TASK
Filter this data down to the lines that hold "Deviation", and copy them.

GIVEN RECORDS
[start]
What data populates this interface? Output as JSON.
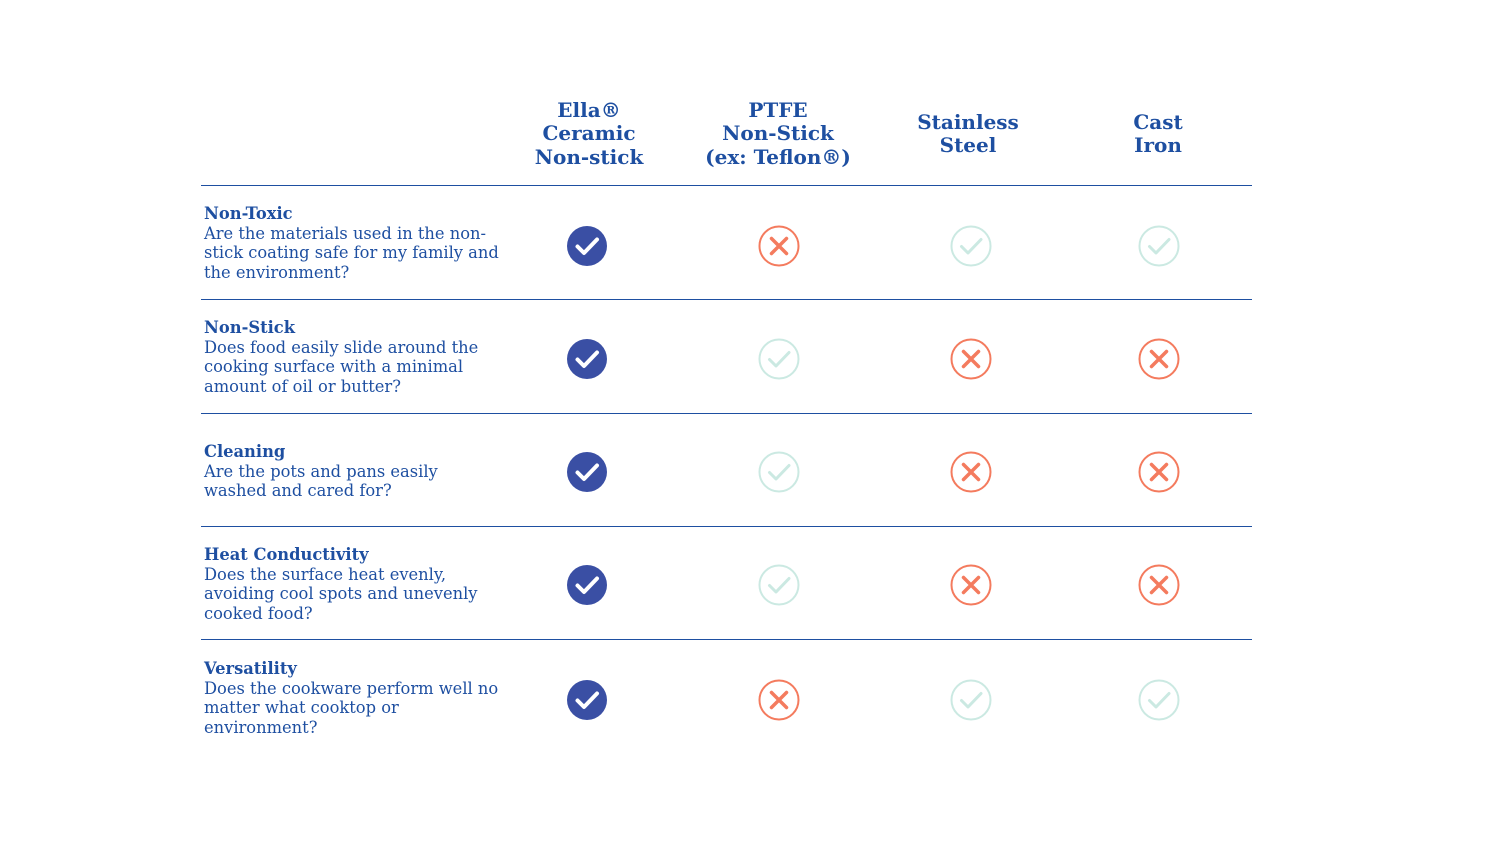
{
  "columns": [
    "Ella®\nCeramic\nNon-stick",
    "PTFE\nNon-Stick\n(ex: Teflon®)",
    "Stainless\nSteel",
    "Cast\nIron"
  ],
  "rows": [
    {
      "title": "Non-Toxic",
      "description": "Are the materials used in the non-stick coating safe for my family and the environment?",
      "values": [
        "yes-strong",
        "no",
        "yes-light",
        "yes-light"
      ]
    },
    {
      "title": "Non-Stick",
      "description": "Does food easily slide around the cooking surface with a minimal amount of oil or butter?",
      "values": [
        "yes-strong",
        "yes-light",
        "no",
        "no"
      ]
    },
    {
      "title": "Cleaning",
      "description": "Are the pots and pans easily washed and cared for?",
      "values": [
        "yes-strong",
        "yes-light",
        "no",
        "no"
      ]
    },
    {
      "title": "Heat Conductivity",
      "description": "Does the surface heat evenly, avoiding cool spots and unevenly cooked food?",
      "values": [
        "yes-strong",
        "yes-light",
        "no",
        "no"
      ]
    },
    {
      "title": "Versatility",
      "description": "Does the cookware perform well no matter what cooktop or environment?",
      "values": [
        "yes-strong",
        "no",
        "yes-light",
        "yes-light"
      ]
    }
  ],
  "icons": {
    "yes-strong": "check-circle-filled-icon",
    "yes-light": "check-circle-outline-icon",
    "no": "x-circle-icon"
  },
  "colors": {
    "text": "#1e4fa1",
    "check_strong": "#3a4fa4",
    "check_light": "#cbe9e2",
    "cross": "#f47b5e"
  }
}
[end]
[start]
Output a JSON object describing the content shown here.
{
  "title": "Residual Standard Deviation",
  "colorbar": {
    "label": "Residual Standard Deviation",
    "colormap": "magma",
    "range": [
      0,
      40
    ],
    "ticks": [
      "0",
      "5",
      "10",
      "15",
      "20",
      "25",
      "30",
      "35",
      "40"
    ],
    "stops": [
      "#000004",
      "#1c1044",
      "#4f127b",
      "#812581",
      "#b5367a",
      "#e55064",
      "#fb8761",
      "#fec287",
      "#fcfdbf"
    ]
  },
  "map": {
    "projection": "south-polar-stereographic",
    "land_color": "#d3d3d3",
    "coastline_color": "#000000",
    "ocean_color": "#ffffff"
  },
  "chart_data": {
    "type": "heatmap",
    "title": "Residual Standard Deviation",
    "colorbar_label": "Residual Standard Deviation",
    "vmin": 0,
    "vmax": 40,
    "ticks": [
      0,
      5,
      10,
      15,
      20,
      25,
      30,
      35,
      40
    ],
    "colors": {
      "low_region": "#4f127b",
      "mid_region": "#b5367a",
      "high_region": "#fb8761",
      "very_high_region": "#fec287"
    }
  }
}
[end]
RESPONSE BELOW
  "title": "Residual Standard Deviation",
    "label": "Residual Standard Deviation",
    "title": "Residual Standard Deviation",
    "colorbar_label": "Residual Standard Deviation",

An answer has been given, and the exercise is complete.